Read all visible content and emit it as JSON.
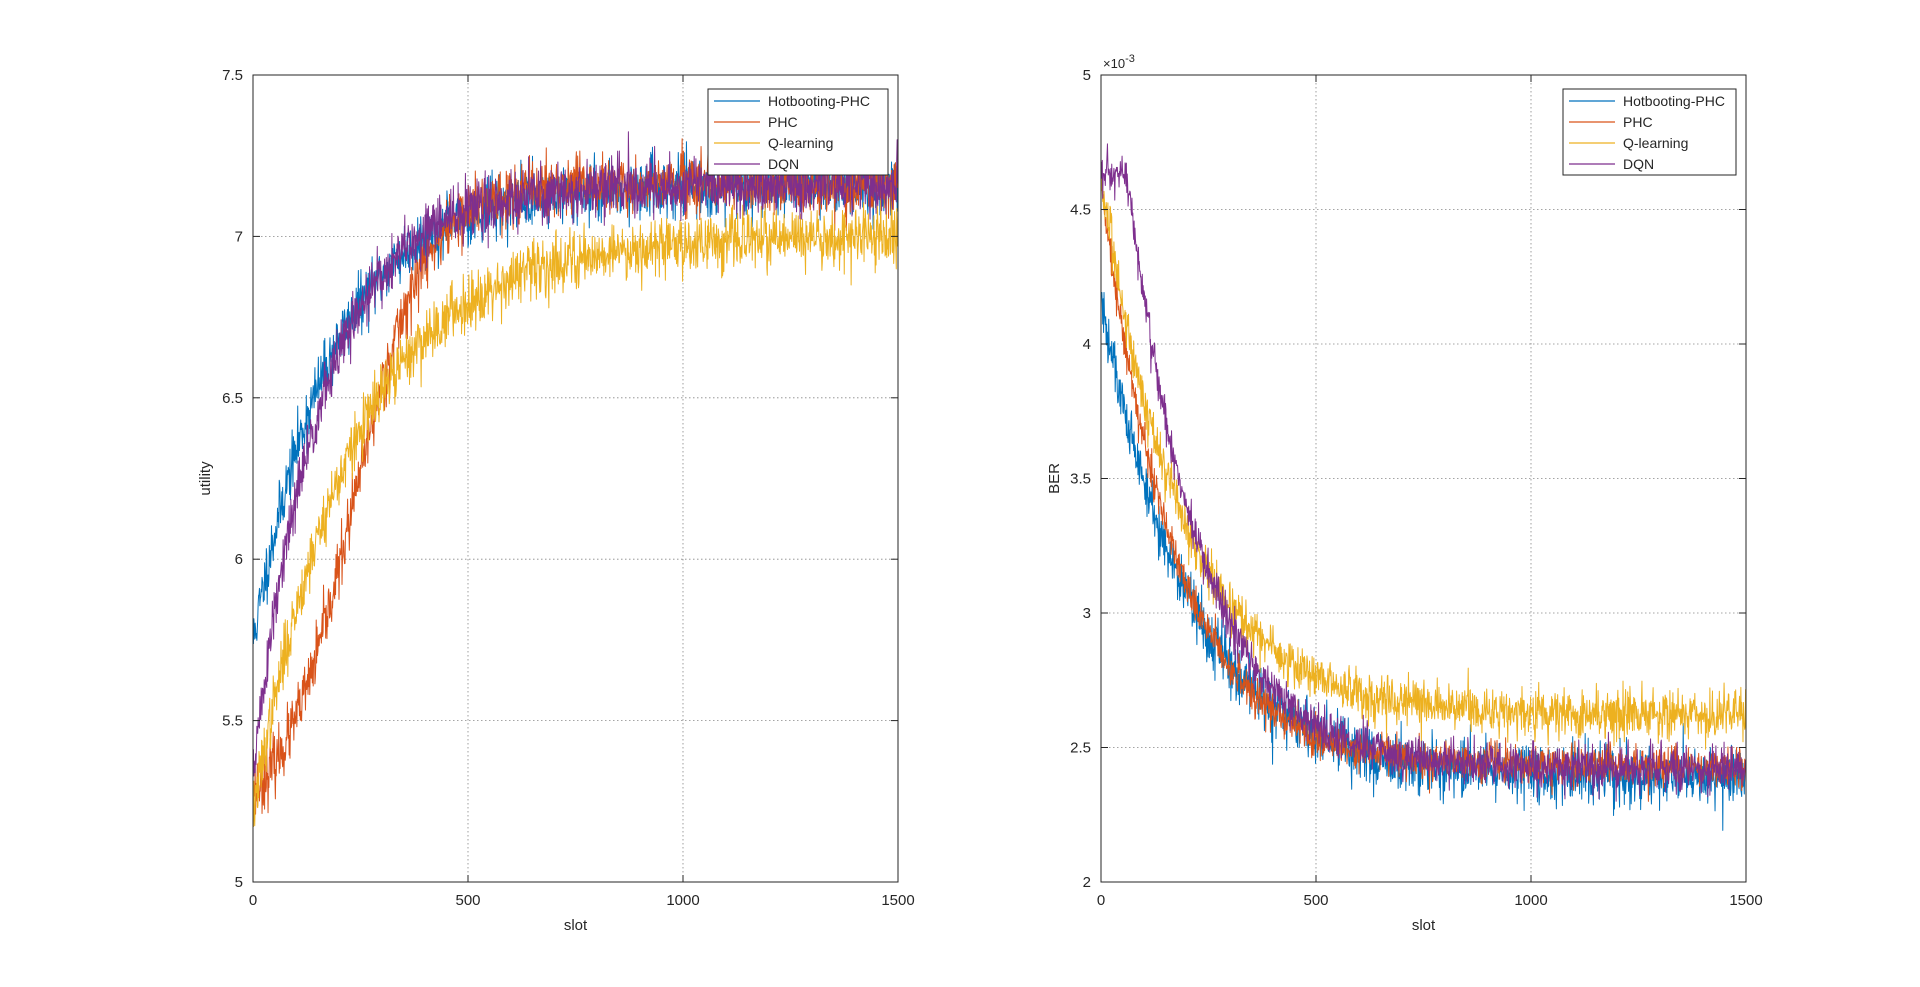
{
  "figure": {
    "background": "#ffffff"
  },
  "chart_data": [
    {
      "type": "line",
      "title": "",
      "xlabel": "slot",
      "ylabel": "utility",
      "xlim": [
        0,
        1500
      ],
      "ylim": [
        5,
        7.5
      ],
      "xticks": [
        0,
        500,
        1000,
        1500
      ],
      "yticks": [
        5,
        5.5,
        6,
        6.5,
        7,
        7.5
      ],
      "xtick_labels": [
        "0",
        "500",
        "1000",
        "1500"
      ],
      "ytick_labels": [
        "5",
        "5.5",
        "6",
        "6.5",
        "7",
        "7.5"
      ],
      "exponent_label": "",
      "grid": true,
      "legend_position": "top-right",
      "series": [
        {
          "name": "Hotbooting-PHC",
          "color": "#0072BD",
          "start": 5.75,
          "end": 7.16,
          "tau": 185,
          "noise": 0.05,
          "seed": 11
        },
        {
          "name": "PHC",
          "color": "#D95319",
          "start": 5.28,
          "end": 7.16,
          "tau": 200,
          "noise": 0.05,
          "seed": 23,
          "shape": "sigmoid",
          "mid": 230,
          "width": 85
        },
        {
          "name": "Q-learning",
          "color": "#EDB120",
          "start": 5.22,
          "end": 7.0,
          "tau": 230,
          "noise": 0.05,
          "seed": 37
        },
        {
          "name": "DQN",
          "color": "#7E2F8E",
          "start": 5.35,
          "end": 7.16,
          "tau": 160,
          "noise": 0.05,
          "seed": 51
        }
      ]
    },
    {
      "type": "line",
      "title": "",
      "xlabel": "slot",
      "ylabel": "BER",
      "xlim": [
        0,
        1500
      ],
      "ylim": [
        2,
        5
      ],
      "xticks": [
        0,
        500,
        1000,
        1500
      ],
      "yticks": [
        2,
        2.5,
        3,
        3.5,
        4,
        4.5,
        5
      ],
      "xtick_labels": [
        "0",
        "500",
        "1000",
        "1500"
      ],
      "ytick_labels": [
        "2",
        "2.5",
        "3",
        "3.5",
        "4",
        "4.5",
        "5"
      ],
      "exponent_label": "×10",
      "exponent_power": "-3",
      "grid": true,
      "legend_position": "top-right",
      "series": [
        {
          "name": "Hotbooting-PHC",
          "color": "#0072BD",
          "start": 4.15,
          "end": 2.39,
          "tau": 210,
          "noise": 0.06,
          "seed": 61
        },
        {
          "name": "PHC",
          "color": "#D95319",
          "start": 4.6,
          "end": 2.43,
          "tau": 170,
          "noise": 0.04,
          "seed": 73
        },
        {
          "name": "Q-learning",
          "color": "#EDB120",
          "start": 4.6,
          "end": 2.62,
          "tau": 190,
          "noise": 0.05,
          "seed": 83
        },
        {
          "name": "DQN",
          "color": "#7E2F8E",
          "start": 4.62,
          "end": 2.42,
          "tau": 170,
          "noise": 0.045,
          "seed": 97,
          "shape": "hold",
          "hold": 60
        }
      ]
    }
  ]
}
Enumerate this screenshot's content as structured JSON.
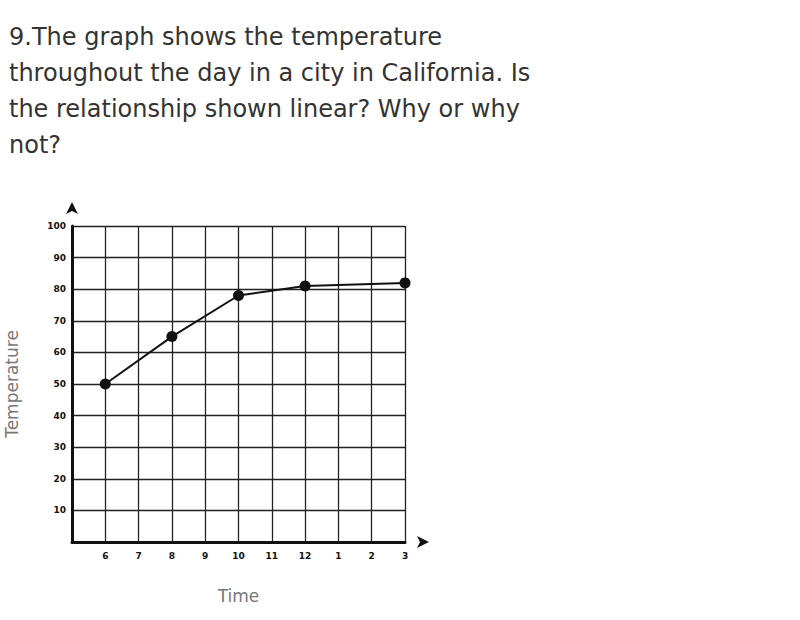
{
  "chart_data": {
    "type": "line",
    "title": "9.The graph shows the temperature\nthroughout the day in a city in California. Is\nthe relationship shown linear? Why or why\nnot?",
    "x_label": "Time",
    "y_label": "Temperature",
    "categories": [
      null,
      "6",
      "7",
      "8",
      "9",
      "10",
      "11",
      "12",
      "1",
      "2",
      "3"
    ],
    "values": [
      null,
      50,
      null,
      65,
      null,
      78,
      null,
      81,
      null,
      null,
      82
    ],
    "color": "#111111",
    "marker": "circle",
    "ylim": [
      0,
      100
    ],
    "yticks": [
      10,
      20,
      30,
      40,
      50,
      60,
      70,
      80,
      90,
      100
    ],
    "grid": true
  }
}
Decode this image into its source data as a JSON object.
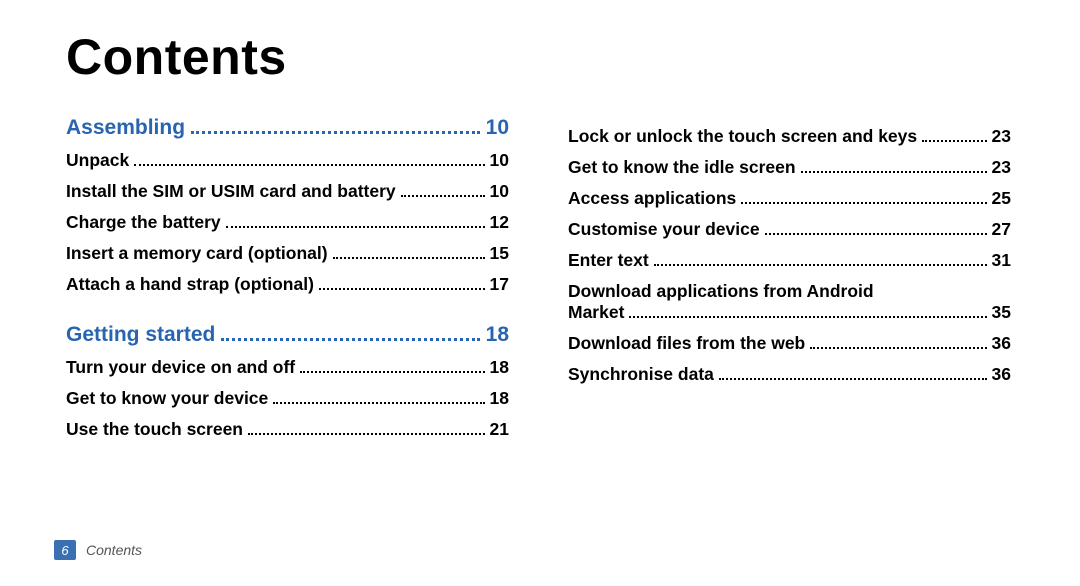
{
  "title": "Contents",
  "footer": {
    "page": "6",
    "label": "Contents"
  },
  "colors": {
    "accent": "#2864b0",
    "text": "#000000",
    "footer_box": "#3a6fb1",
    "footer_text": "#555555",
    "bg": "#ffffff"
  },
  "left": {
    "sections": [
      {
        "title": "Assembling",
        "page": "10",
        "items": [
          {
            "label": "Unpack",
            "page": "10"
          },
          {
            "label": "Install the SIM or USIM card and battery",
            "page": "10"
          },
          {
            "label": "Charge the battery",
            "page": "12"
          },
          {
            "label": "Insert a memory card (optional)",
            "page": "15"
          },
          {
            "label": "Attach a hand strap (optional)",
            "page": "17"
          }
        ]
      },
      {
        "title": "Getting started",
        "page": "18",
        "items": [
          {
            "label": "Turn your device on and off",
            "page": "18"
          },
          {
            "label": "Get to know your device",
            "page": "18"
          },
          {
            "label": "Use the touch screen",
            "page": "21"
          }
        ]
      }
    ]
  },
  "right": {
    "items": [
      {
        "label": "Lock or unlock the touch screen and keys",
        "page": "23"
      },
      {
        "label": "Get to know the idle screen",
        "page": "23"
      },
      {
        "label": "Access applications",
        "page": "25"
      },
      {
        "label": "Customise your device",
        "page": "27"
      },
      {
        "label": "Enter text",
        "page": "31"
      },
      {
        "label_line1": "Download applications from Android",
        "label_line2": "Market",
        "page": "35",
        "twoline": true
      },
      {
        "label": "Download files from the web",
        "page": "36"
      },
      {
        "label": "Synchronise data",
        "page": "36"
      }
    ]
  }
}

WRITTEN EXERCISE:
Quote the entries in full. Any image among them is to be omitted from the copy.

CORRECT RESULT:
Read all visible content and emit it as JSON.
{
  "figure": {
    "background": "#ffffff"
  },
  "chart_data": [
    {
      "type": "line",
      "title": "",
      "xlabel": "slot",
      "ylabel": "utility",
      "xlim": [
        0,
        1500
      ],
      "ylim": [
        5,
        7.5
      ],
      "xticks": [
        0,
        500,
        1000,
        1500
      ],
      "yticks": [
        5,
        5.5,
        6,
        6.5,
        7,
        7.5
      ],
      "xtick_labels": [
        "0",
        "500",
        "1000",
        "1500"
      ],
      "ytick_labels": [
        "5",
        "5.5",
        "6",
        "6.5",
        "7",
        "7.5"
      ],
      "exponent_label": "",
      "grid": true,
      "legend_position": "top-right",
      "series": [
        {
          "name": "Hotbooting-PHC",
          "color": "#0072BD",
          "start": 5.75,
          "end": 7.16,
          "tau": 185,
          "noise": 0.05,
          "seed": 11
        },
        {
          "name": "PHC",
          "color": "#D95319",
          "start": 5.28,
          "end": 7.16,
          "tau": 200,
          "noise": 0.05,
          "seed": 23,
          "shape": "sigmoid",
          "mid": 230,
          "width": 85
        },
        {
          "name": "Q-learning",
          "color": "#EDB120",
          "start": 5.22,
          "end": 7.0,
          "tau": 230,
          "noise": 0.05,
          "seed": 37
        },
        {
          "name": "DQN",
          "color": "#7E2F8E",
          "start": 5.35,
          "end": 7.16,
          "tau": 160,
          "noise": 0.05,
          "seed": 51
        }
      ]
    },
    {
      "type": "line",
      "title": "",
      "xlabel": "slot",
      "ylabel": "BER",
      "xlim": [
        0,
        1500
      ],
      "ylim": [
        2,
        5
      ],
      "xticks": [
        0,
        500,
        1000,
        1500
      ],
      "yticks": [
        2,
        2.5,
        3,
        3.5,
        4,
        4.5,
        5
      ],
      "xtick_labels": [
        "0",
        "500",
        "1000",
        "1500"
      ],
      "ytick_labels": [
        "2",
        "2.5",
        "3",
        "3.5",
        "4",
        "4.5",
        "5"
      ],
      "exponent_label": "×10",
      "exponent_power": "-3",
      "grid": true,
      "legend_position": "top-right",
      "series": [
        {
          "name": "Hotbooting-PHC",
          "color": "#0072BD",
          "start": 4.15,
          "end": 2.39,
          "tau": 210,
          "noise": 0.06,
          "seed": 61
        },
        {
          "name": "PHC",
          "color": "#D95319",
          "start": 4.6,
          "end": 2.43,
          "tau": 170,
          "noise": 0.04,
          "seed": 73
        },
        {
          "name": "Q-learning",
          "color": "#EDB120",
          "start": 4.6,
          "end": 2.62,
          "tau": 190,
          "noise": 0.05,
          "seed": 83
        },
        {
          "name": "DQN",
          "color": "#7E2F8E",
          "start": 4.62,
          "end": 2.42,
          "tau": 170,
          "noise": 0.045,
          "seed": 97,
          "shape": "hold",
          "hold": 60
        }
      ]
    }
  ]
}
Enumerate this screenshot's content as structured JSON.
{
  "chart_data": {
    "type": "line",
    "title": "9.The graph shows the temperature\nthroughout the day in a city in California. Is\nthe relationship shown linear? Why or why\nnot?",
    "x_label": "Time",
    "y_label": "Temperature",
    "categories": [
      null,
      "6",
      "7",
      "8",
      "9",
      "10",
      "11",
      "12",
      "1",
      "2",
      "3"
    ],
    "values": [
      null,
      50,
      null,
      65,
      null,
      78,
      null,
      81,
      null,
      null,
      82
    ],
    "color": "#111111",
    "marker": "circle",
    "ylim": [
      0,
      100
    ],
    "yticks": [
      10,
      20,
      30,
      40,
      50,
      60,
      70,
      80,
      90,
      100
    ],
    "grid": true
  }
}
Decode this image into its source data as a JSON object.
{
  "title": "Contents",
  "footer": {
    "page": "6",
    "label": "Contents"
  },
  "colors": {
    "accent": "#2864b0",
    "text": "#000000",
    "footer_box": "#3a6fb1",
    "footer_text": "#555555",
    "bg": "#ffffff"
  },
  "left": {
    "sections": [
      {
        "title": "Assembling",
        "page": "10",
        "items": [
          {
            "label": "Unpack",
            "page": "10"
          },
          {
            "label": "Install the SIM or USIM card and battery",
            "page": "10"
          },
          {
            "label": "Charge the battery",
            "page": "12"
          },
          {
            "label": "Insert a memory card (optional)",
            "page": "15"
          },
          {
            "label": "Attach a hand strap (optional)",
            "page": "17"
          }
        ]
      },
      {
        "title": "Getting started",
        "page": "18",
        "items": [
          {
            "label": "Turn your device on and off",
            "page": "18"
          },
          {
            "label": "Get to know your device",
            "page": "18"
          },
          {
            "label": "Use the touch screen",
            "page": "21"
          }
        ]
      }
    ]
  },
  "right": {
    "items": [
      {
        "label": "Lock or unlock the touch screen and keys",
        "page": "23"
      },
      {
        "label": "Get to know the idle screen",
        "page": "23"
      },
      {
        "label": "Access applications",
        "page": "25"
      },
      {
        "label": "Customise your device",
        "page": "27"
      },
      {
        "label": "Enter text",
        "page": "31"
      },
      {
        "label_line1": "Download applications from Android",
        "label_line2": "Market",
        "page": "35",
        "twoline": true
      },
      {
        "label": "Download files from the web",
        "page": "36"
      },
      {
        "label": "Synchronise data",
        "page": "36"
      }
    ]
  }
}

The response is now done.